RECORDS TO PROCESS:
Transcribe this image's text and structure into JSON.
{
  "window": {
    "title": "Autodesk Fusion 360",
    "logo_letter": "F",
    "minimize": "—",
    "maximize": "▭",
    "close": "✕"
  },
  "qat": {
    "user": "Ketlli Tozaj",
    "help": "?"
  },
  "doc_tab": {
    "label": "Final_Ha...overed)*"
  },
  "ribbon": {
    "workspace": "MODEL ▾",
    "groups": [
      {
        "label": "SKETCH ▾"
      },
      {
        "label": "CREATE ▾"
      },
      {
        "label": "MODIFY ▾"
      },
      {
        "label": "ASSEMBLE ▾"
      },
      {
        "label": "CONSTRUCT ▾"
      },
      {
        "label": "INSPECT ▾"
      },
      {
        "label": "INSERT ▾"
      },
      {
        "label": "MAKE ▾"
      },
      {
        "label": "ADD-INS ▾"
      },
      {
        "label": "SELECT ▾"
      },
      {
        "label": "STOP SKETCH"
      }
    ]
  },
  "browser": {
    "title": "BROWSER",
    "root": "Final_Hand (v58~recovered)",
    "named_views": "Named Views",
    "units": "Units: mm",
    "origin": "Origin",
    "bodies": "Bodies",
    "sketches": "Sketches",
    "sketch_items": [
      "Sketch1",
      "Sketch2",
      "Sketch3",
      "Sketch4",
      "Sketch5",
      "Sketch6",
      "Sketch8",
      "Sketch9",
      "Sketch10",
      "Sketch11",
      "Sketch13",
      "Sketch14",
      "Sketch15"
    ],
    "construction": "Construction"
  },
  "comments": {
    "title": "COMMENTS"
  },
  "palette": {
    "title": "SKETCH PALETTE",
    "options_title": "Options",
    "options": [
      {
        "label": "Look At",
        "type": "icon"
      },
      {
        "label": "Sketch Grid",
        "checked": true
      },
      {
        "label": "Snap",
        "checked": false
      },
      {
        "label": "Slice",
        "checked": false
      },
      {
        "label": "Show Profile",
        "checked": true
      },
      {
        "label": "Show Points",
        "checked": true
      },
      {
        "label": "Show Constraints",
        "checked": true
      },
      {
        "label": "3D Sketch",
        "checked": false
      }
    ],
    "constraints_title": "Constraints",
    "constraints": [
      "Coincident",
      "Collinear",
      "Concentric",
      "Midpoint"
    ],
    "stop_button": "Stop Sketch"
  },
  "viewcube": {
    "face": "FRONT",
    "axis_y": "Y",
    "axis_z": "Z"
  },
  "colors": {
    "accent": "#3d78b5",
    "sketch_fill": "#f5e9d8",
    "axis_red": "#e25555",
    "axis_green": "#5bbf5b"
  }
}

EXERCISE GOAL:
Write the listing out again, exactly as it reads.

TASK RESPONSE:
Transcribe this image's text and structure into JSON.
{
  "window": {
    "title": "Autodesk Fusion 360",
    "logo_letter": "F",
    "minimize": "—",
    "maximize": "▭",
    "close": "✕"
  },
  "qat": {
    "user": "Ketlli Tozaj",
    "help": "?"
  },
  "doc_tab": {
    "label": "Final_Ha...overed)*"
  },
  "ribbon": {
    "workspace": "MODEL ▾",
    "groups": [
      {
        "label": "SKETCH ▾"
      },
      {
        "label": "CREATE ▾"
      },
      {
        "label": "MODIFY ▾"
      },
      {
        "label": "ASSEMBLE ▾"
      },
      {
        "label": "CONSTRUCT ▾"
      },
      {
        "label": "INSPECT ▾"
      },
      {
        "label": "INSERT ▾"
      },
      {
        "label": "MAKE ▾"
      },
      {
        "label": "ADD-INS ▾"
      },
      {
        "label": "SELECT ▾"
      },
      {
        "label": "STOP SKETCH"
      }
    ]
  },
  "browser": {
    "title": "BROWSER",
    "root": "Final_Hand (v58~recovered)",
    "named_views": "Named Views",
    "units": "Units: mm",
    "origin": "Origin",
    "bodies": "Bodies",
    "sketches": "Sketches",
    "sketch_items": [
      "Sketch1",
      "Sketch2",
      "Sketch3",
      "Sketch4",
      "Sketch5",
      "Sketch6",
      "Sketch8",
      "Sketch9",
      "Sketch10",
      "Sketch11",
      "Sketch13",
      "Sketch14",
      "Sketch15"
    ],
    "construction": "Construction"
  },
  "comments": {
    "title": "COMMENTS"
  },
  "palette": {
    "title": "SKETCH PALETTE",
    "options_title": "Options",
    "options": [
      {
        "label": "Look At",
        "type": "icon"
      },
      {
        "label": "Sketch Grid",
        "checked": true
      },
      {
        "label": "Snap",
        "checked": false
      },
      {
        "label": "Slice",
        "checked": false
      },
      {
        "label": "Show Profile",
        "checked": true
      },
      {
        "label": "Show Points",
        "checked": true
      },
      {
        "label": "Show Constraints",
        "checked": true
      },
      {
        "label": "3D Sketch",
        "checked": false
      }
    ],
    "constraints_title": "Constraints",
    "constraints": [
      "Coincident",
      "Collinear",
      "Concentric",
      "Midpoint"
    ],
    "stop_button": "Stop Sketch"
  },
  "viewcube": {
    "face": "FRONT",
    "axis_y": "Y",
    "axis_z": "Z"
  },
  "colors": {
    "accent": "#3d78b5",
    "sketch_fill": "#f5e9d8",
    "axis_red": "#e25555",
    "axis_green": "#5bbf5b"
  }
}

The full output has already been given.